Stated exercise
Copy all the entries word for word, but omit the pictures.

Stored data
==========
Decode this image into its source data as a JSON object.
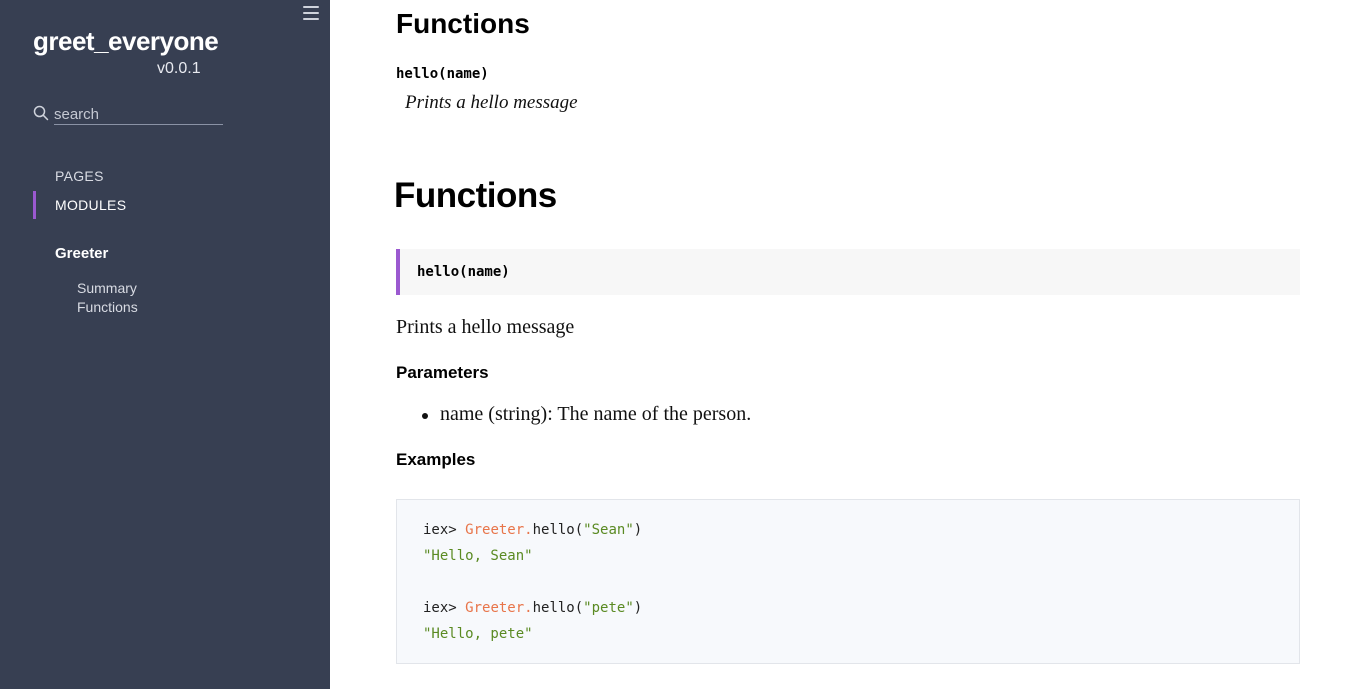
{
  "sidebar": {
    "project_name": "greet_everyone",
    "version": "v0.0.1",
    "search": {
      "placeholder": "search"
    },
    "nav_tabs": [
      {
        "label": "PAGES",
        "active": false
      },
      {
        "label": "MODULES",
        "active": true
      }
    ],
    "module": {
      "name": "Greeter",
      "links": [
        "Summary",
        "Functions"
      ]
    },
    "accent_color": "#9b59d0",
    "icons": {
      "menu": "hamburger-icon",
      "search": "search-icon"
    }
  },
  "summary": {
    "heading": "Functions",
    "signature": "hello(name)",
    "doc": "Prints a hello message"
  },
  "detail": {
    "heading": "Functions",
    "signature": "hello(name)",
    "doc": "Prints a hello message",
    "parameters_heading": "Parameters",
    "parameters": [
      "name (string): The name of the person."
    ],
    "examples_heading": "Examples",
    "code": {
      "line1_prompt": "iex> ",
      "line1_module": "Greeter.",
      "line1_call": "hello(",
      "line1_arg": "\"Sean\"",
      "line1_close": ")",
      "line2_result": "\"Hello, Sean\"",
      "line3_prompt": "iex> ",
      "line3_module": "Greeter.",
      "line3_call": "hello(",
      "line3_arg": "\"pete\"",
      "line3_close": ")",
      "line4_result": "\"Hello, pete\""
    }
  }
}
==========
Response
Decode this image into its source data as a JSON object.
{
  "sidebar": {
    "project_name": "greet_everyone",
    "version": "v0.0.1",
    "search": {
      "placeholder": "search"
    },
    "nav_tabs": [
      {
        "label": "PAGES",
        "active": false
      },
      {
        "label": "MODULES",
        "active": true
      }
    ],
    "module": {
      "name": "Greeter",
      "links": [
        "Summary",
        "Functions"
      ]
    },
    "accent_color": "#9b59d0",
    "icons": {
      "menu": "hamburger-icon",
      "search": "search-icon"
    }
  },
  "summary": {
    "heading": "Functions",
    "signature": "hello(name)",
    "doc": "Prints a hello message"
  },
  "detail": {
    "heading": "Functions",
    "signature": "hello(name)",
    "doc": "Prints a hello message",
    "parameters_heading": "Parameters",
    "parameters": [
      "name (string): The name of the person."
    ],
    "examples_heading": "Examples",
    "code": {
      "line1_prompt": "iex> ",
      "line1_module": "Greeter.",
      "line1_call": "hello(",
      "line1_arg": "\"Sean\"",
      "line1_close": ")",
      "line2_result": "\"Hello, Sean\"",
      "line3_prompt": "iex> ",
      "line3_module": "Greeter.",
      "line3_call": "hello(",
      "line3_arg": "\"pete\"",
      "line3_close": ")",
      "line4_result": "\"Hello, pete\""
    }
  }
}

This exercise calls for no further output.